— start Extracted material —

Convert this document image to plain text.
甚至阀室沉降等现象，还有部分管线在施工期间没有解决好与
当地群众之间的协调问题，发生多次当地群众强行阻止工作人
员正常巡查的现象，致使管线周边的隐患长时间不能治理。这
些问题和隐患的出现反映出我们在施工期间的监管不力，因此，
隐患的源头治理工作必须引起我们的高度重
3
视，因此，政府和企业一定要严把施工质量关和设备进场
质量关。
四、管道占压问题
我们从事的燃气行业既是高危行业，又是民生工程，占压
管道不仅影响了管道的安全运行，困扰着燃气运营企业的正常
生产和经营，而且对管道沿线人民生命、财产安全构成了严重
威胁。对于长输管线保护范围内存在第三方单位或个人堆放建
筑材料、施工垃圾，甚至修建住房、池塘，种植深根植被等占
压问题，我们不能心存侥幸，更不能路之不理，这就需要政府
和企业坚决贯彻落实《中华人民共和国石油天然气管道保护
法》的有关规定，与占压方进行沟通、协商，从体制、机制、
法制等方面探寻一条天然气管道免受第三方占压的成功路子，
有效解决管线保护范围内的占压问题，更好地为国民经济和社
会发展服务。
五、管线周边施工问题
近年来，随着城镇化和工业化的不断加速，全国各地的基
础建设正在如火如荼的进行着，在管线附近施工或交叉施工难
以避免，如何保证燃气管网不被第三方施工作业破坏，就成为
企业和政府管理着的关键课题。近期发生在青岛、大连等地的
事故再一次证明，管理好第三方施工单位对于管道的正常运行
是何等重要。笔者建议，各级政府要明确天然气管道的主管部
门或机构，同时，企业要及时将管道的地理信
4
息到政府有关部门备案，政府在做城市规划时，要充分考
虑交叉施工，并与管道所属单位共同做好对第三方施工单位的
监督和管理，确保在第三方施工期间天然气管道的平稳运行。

— end Extracted material —

Using the material above, print every entry exactly as written.

■ Solved problem
Convert this document image to plain text.
甚至阀室沉降等现象，还有部分管线在施工期间没有解决好与
当地群众之间的协调问题，发生多次当地群众强行阻止工作人
员正常巡查的现象，致使管线周边的隐患长时间不能治理。这
些问题和隐患的出现反映出我们在施工期间的监管不力，因此，
隐患的源头治理工作必须引起我们的高度重
3
视，因此，政府和企业一定要严把施工质量关和设备进场
质量关。
四、管道占压问题
我们从事的燃气行业既是高危行业，又是民生工程，占压
管道不仅影响了管道的安全运行，困扰着燃气运营企业的正常
生产和经营，而且对管道沿线人民生命、财产安全构成了严重
威胁。对于长输管线保护范围内存在第三方单位或个人堆放建
筑材料、施工垃圾，甚至修建住房、池塘，种植深根植被等占
压问题，我们不能心存侥幸，更不能路之不理，这就需要政府
和企业坚决贯彻落实《中华人民共和国石油天然气管道保护
法》的有关规定，与占压方进行沟通、协商，从体制、机制、
法制等方面探寻一条天然气管道免受第三方占压的成功路子，
有效解决管线保护范围内的占压问题，更好地为国民经济和社
会发展服务。
五、管线周边施工问题
近年来，随着城镇化和工业化的不断加速，全国各地的基
础建设正在如火如荼的进行着，在管线附近施工或交叉施工难
以避免，如何保证燃气管网不被第三方施工作业破坏，就成为
企业和政府管理着的关键课题。近期发生在青岛、大连等地的
事故再一次证明，管理好第三方施工单位对于管道的正常运行
是何等重要。笔者建议，各级政府要明确天然气管道的主管部
门或机构，同时，企业要及时将管道的地理信
4
息到政府有关部门备案，政府在做城市规划时，要充分考
虑交叉施工，并与管道所属单位共同做好对第三方施工单位的
监督和管理，确保在第三方施工期间天然气管道的平稳运行。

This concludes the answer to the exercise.